Stored data
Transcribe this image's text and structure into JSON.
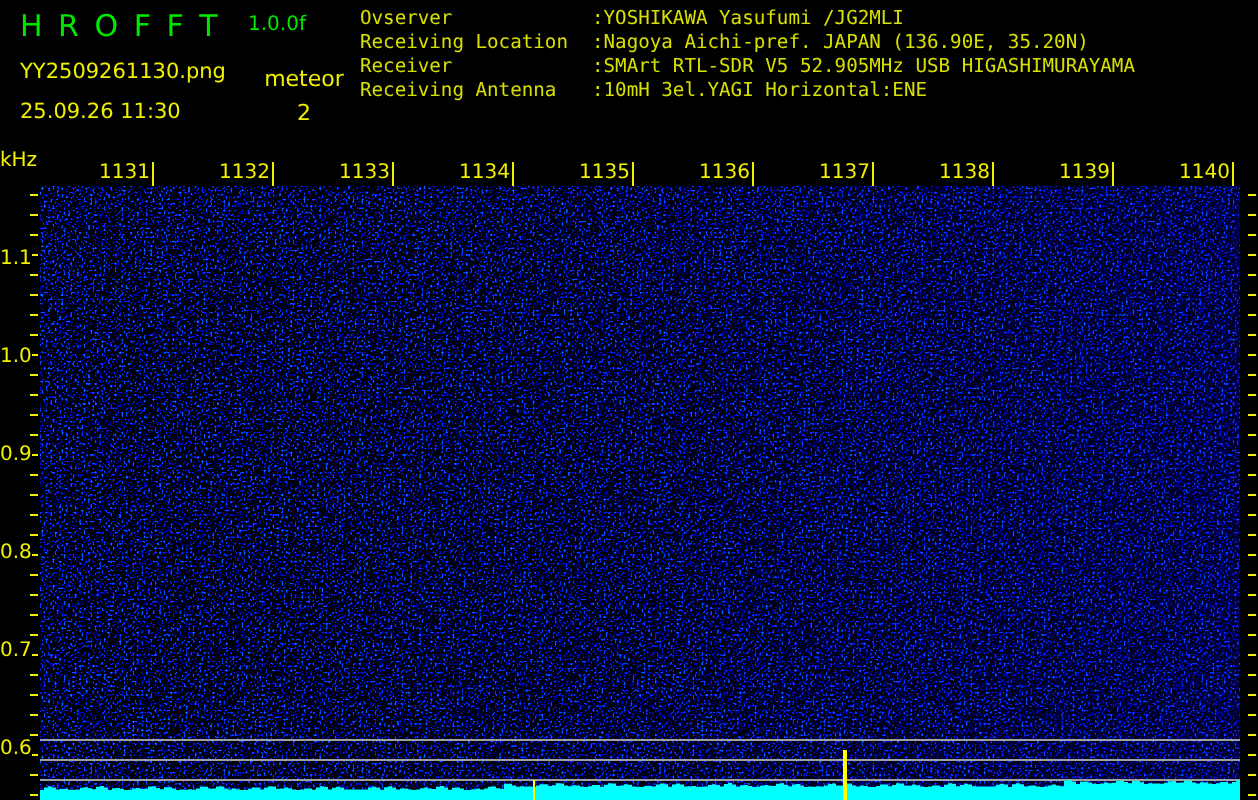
{
  "app": {
    "title": "H R O F F T",
    "version": "1.0.0f"
  },
  "file": {
    "name": "YY2509261130.png",
    "timestamp": "25.09.26 11:30"
  },
  "detection": {
    "label": "meteor",
    "count": "2"
  },
  "station_info": [
    {
      "label": "Ovserver",
      "value": ":YOSHIKAWA Yasufumi /JG2MLI"
    },
    {
      "label": "Receiving Location",
      "value": ":Nagoya Aichi-pref. JAPAN (136.90E, 35.20N)"
    },
    {
      "label": "Receiver",
      "value": ":SMArt RTL-SDR V5 52.905MHz USB HIGASHIMURAYAMA"
    },
    {
      "label": "Receiving Antenna",
      "value": ":10mH 3el.YAGI Horizontal:ENE"
    }
  ],
  "frequency_axis": {
    "unit": "kHz",
    "labels": [
      "1131",
      "1132",
      "1133",
      "1134",
      "1135",
      "1136",
      "1137",
      "1138",
      "1139",
      "1140"
    ]
  },
  "time_axis": {
    "labels": [
      "1.1",
      "1.0",
      "0.9",
      "0.8",
      "0.7",
      "0.6"
    ]
  }
}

◆ AIM
Go through the data above and transcribe it in full, omitting any image.

◆ EXERCISE RESPONSE
Transcribe this image's text and structure into JSON.
{
  "app": {
    "title": "H R O F F T",
    "version": "1.0.0f"
  },
  "file": {
    "name": "YY2509261130.png",
    "timestamp": "25.09.26 11:30"
  },
  "detection": {
    "label": "meteor",
    "count": "2"
  },
  "station_info": [
    {
      "label": "Ovserver",
      "value": ":YOSHIKAWA Yasufumi /JG2MLI"
    },
    {
      "label": "Receiving Location",
      "value": ":Nagoya Aichi-pref. JAPAN (136.90E, 35.20N)"
    },
    {
      "label": "Receiver",
      "value": ":SMArt RTL-SDR V5 52.905MHz USB HIGASHIMURAYAMA"
    },
    {
      "label": "Receiving Antenna",
      "value": ":10mH 3el.YAGI Horizontal:ENE"
    }
  ],
  "frequency_axis": {
    "unit": "kHz",
    "labels": [
      "1131",
      "1132",
      "1133",
      "1134",
      "1135",
      "1136",
      "1137",
      "1138",
      "1139",
      "1140"
    ]
  },
  "time_axis": {
    "labels": [
      "1.1",
      "1.0",
      "0.9",
      "0.8",
      "0.7",
      "0.6"
    ]
  }
}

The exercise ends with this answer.